■ Extracted records:
────────
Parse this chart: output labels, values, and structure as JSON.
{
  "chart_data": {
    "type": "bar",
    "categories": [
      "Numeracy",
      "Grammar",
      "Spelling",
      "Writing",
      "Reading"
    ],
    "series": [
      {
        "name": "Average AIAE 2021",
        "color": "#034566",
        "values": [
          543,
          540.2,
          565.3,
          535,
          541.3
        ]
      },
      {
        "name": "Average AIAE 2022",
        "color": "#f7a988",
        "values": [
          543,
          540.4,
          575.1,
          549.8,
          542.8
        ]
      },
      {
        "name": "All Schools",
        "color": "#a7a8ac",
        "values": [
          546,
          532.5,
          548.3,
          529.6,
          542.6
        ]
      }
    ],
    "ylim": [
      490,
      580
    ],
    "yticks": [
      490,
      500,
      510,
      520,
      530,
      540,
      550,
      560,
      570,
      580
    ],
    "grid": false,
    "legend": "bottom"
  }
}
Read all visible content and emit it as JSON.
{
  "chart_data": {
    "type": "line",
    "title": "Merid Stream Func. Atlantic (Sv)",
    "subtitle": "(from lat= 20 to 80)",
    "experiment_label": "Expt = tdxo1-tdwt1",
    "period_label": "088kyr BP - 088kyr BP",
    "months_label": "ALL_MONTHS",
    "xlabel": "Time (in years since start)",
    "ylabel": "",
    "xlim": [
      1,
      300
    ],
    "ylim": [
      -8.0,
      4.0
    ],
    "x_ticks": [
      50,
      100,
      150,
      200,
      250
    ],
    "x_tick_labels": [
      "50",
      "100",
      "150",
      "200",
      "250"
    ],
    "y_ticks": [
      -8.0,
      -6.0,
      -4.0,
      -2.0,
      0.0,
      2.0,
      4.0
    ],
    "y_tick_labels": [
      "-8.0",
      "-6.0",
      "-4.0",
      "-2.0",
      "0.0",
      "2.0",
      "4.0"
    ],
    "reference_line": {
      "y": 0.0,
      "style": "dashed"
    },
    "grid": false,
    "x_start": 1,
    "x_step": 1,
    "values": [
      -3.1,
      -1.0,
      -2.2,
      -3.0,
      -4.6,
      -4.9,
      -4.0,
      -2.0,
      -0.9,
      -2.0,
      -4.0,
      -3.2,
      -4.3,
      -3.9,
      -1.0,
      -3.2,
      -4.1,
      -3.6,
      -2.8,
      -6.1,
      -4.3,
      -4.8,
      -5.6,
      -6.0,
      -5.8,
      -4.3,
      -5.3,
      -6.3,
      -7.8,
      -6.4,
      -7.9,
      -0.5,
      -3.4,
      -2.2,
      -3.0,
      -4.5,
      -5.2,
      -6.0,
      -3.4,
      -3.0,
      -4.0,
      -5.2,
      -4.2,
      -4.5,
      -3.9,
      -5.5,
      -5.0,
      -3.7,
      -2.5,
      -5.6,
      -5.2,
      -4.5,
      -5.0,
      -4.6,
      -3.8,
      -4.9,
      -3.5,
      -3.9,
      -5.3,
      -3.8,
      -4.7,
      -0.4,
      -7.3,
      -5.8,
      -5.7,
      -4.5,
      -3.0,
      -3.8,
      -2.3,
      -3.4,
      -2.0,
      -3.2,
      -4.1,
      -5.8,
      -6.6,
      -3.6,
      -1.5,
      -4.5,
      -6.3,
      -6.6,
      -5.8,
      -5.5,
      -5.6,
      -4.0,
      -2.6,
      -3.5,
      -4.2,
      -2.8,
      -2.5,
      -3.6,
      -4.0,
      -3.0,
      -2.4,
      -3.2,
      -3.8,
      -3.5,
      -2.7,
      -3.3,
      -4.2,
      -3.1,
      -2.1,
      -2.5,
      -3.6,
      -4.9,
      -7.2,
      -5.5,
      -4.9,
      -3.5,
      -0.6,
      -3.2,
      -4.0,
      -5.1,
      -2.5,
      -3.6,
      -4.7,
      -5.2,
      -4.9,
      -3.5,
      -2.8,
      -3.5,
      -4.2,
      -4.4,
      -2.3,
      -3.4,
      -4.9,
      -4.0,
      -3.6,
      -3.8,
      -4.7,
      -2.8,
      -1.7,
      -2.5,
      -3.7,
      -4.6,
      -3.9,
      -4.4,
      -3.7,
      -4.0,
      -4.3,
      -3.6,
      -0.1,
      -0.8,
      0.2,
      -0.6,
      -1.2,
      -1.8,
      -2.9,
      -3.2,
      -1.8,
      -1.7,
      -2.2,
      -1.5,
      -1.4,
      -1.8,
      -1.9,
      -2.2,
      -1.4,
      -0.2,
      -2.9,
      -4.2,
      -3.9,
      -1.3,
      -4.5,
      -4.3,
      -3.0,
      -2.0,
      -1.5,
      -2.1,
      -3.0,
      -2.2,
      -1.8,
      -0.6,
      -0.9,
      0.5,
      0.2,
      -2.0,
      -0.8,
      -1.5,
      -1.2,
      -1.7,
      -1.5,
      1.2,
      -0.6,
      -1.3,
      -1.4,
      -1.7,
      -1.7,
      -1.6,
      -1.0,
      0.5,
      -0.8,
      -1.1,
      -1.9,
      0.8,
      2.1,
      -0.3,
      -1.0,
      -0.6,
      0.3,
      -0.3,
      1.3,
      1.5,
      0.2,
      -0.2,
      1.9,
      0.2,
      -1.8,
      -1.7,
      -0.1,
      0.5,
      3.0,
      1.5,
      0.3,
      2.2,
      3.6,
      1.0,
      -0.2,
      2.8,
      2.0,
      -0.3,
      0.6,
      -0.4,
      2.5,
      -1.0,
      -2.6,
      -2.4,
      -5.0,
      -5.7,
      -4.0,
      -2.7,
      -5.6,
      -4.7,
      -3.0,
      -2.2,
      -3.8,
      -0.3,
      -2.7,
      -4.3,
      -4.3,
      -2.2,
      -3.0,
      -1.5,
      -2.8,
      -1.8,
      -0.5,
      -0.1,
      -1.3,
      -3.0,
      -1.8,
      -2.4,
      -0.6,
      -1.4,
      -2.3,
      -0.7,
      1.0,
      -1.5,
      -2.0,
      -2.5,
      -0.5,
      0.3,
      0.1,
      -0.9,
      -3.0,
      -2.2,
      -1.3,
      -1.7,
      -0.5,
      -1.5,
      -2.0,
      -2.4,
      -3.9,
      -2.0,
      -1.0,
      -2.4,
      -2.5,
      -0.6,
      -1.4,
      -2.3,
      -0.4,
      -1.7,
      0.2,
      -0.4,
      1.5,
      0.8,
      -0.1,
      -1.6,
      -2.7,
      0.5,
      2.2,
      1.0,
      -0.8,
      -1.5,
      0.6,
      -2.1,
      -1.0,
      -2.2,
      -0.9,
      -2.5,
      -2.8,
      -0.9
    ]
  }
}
────────
Repeat all of the entries exactly.

Parse this chart: output labels, values, and structure as JSON.
{
  "chart_data": {
    "type": "bar",
    "categories": [
      "Numeracy",
      "Grammar",
      "Spelling",
      "Writing",
      "Reading"
    ],
    "series": [
      {
        "name": "Average AIAE 2021",
        "color": "#034566",
        "values": [
          543,
          540.2,
          565.3,
          535,
          541.3
        ]
      },
      {
        "name": "Average AIAE 2022",
        "color": "#f7a988",
        "values": [
          543,
          540.4,
          575.1,
          549.8,
          542.8
        ]
      },
      {
        "name": "All Schools",
        "color": "#a7a8ac",
        "values": [
          546,
          532.5,
          548.3,
          529.6,
          542.6
        ]
      }
    ],
    "ylim": [
      490,
      580
    ],
    "yticks": [
      490,
      500,
      510,
      520,
      530,
      540,
      550,
      560,
      570,
      580
    ],
    "grid": false,
    "legend": "bottom"
  }
}
Read all visible content and emit it as JSON.
{
  "chart_data": {
    "type": "line",
    "title": "Merid Stream Func. Atlantic (Sv)",
    "subtitle": "(from lat= 20 to 80)",
    "experiment_label": "Expt = tdxo1-tdwt1",
    "period_label": "088kyr BP - 088kyr BP",
    "months_label": "ALL_MONTHS",
    "xlabel": "Time (in years since start)",
    "ylabel": "",
    "xlim": [
      1,
      300
    ],
    "ylim": [
      -8.0,
      4.0
    ],
    "x_ticks": [
      50,
      100,
      150,
      200,
      250
    ],
    "x_tick_labels": [
      "50",
      "100",
      "150",
      "200",
      "250"
    ],
    "y_ticks": [
      -8.0,
      -6.0,
      -4.0,
      -2.0,
      0.0,
      2.0,
      4.0
    ],
    "y_tick_labels": [
      "-8.0",
      "-6.0",
      "-4.0",
      "-2.0",
      "0.0",
      "2.0",
      "4.0"
    ],
    "reference_line": {
      "y": 0.0,
      "style": "dashed"
    },
    "grid": false,
    "x_start": 1,
    "x_step": 1,
    "values": [
      -3.1,
      -1.0,
      -2.2,
      -3.0,
      -4.6,
      -4.9,
      -4.0,
      -2.0,
      -0.9,
      -2.0,
      -4.0,
      -3.2,
      -4.3,
      -3.9,
      -1.0,
      -3.2,
      -4.1,
      -3.6,
      -2.8,
      -6.1,
      -4.3,
      -4.8,
      -5.6,
      -6.0,
      -5.8,
      -4.3,
      -5.3,
      -6.3,
      -7.8,
      -6.4,
      -7.9,
      -0.5,
      -3.4,
      -2.2,
      -3.0,
      -4.5,
      -5.2,
      -6.0,
      -3.4,
      -3.0,
      -4.0,
      -5.2,
      -4.2,
      -4.5,
      -3.9,
      -5.5,
      -5.0,
      -3.7,
      -2.5,
      -5.6,
      -5.2,
      -4.5,
      -5.0,
      -4.6,
      -3.8,
      -4.9,
      -3.5,
      -3.9,
      -5.3,
      -3.8,
      -4.7,
      -0.4,
      -7.3,
      -5.8,
      -5.7,
      -4.5,
      -3.0,
      -3.8,
      -2.3,
      -3.4,
      -2.0,
      -3.2,
      -4.1,
      -5.8,
      -6.6,
      -3.6,
      -1.5,
      -4.5,
      -6.3,
      -6.6,
      -5.8,
      -5.5,
      -5.6,
      -4.0,
      -2.6,
      -3.5,
      -4.2,
      -2.8,
      -2.5,
      -3.6,
      -4.0,
      -3.0,
      -2.4,
      -3.2,
      -3.8,
      -3.5,
      -2.7,
      -3.3,
      -4.2,
      -3.1,
      -2.1,
      -2.5,
      -3.6,
      -4.9,
      -7.2,
      -5.5,
      -4.9,
      -3.5,
      -0.6,
      -3.2,
      -4.0,
      -5.1,
      -2.5,
      -3.6,
      -4.7,
      -5.2,
      -4.9,
      -3.5,
      -2.8,
      -3.5,
      -4.2,
      -4.4,
      -2.3,
      -3.4,
      -4.9,
      -4.0,
      -3.6,
      -3.8,
      -4.7,
      -2.8,
      -1.7,
      -2.5,
      -3.7,
      -4.6,
      -3.9,
      -4.4,
      -3.7,
      -4.0,
      -4.3,
      -3.6,
      -0.1,
      -0.8,
      0.2,
      -0.6,
      -1.2,
      -1.8,
      -2.9,
      -3.2,
      -1.8,
      -1.7,
      -2.2,
      -1.5,
      -1.4,
      -1.8,
      -1.9,
      -2.2,
      -1.4,
      -0.2,
      -2.9,
      -4.2,
      -3.9,
      -1.3,
      -4.5,
      -4.3,
      -3.0,
      -2.0,
      -1.5,
      -2.1,
      -3.0,
      -2.2,
      -1.8,
      -0.6,
      -0.9,
      0.5,
      0.2,
      -2.0,
      -0.8,
      -1.5,
      -1.2,
      -1.7,
      -1.5,
      1.2,
      -0.6,
      -1.3,
      -1.4,
      -1.7,
      -1.7,
      -1.6,
      -1.0,
      0.5,
      -0.8,
      -1.1,
      -1.9,
      0.8,
      2.1,
      -0.3,
      -1.0,
      -0.6,
      0.3,
      -0.3,
      1.3,
      1.5,
      0.2,
      -0.2,
      1.9,
      0.2,
      -1.8,
      -1.7,
      -0.1,
      0.5,
      3.0,
      1.5,
      0.3,
      2.2,
      3.6,
      1.0,
      -0.2,
      2.8,
      2.0,
      -0.3,
      0.6,
      -0.4,
      2.5,
      -1.0,
      -2.6,
      -2.4,
      -5.0,
      -5.7,
      -4.0,
      -2.7,
      -5.6,
      -4.7,
      -3.0,
      -2.2,
      -3.8,
      -0.3,
      -2.7,
      -4.3,
      -4.3,
      -2.2,
      -3.0,
      -1.5,
      -2.8,
      -1.8,
      -0.5,
      -0.1,
      -1.3,
      -3.0,
      -1.8,
      -2.4,
      -0.6,
      -1.4,
      -2.3,
      -0.7,
      1.0,
      -1.5,
      -2.0,
      -2.5,
      -0.5,
      0.3,
      0.1,
      -0.9,
      -3.0,
      -2.2,
      -1.3,
      -1.7,
      -0.5,
      -1.5,
      -2.0,
      -2.4,
      -3.9,
      -2.0,
      -1.0,
      -2.4,
      -2.5,
      -0.6,
      -1.4,
      -2.3,
      -0.4,
      -1.7,
      0.2,
      -0.4,
      1.5,
      0.8,
      -0.1,
      -1.6,
      -2.7,
      0.5,
      2.2,
      1.0,
      -0.8,
      -1.5,
      0.6,
      -2.1,
      -1.0,
      -2.2,
      -0.9,
      -2.5,
      -2.8,
      -0.9
    ]
  }
}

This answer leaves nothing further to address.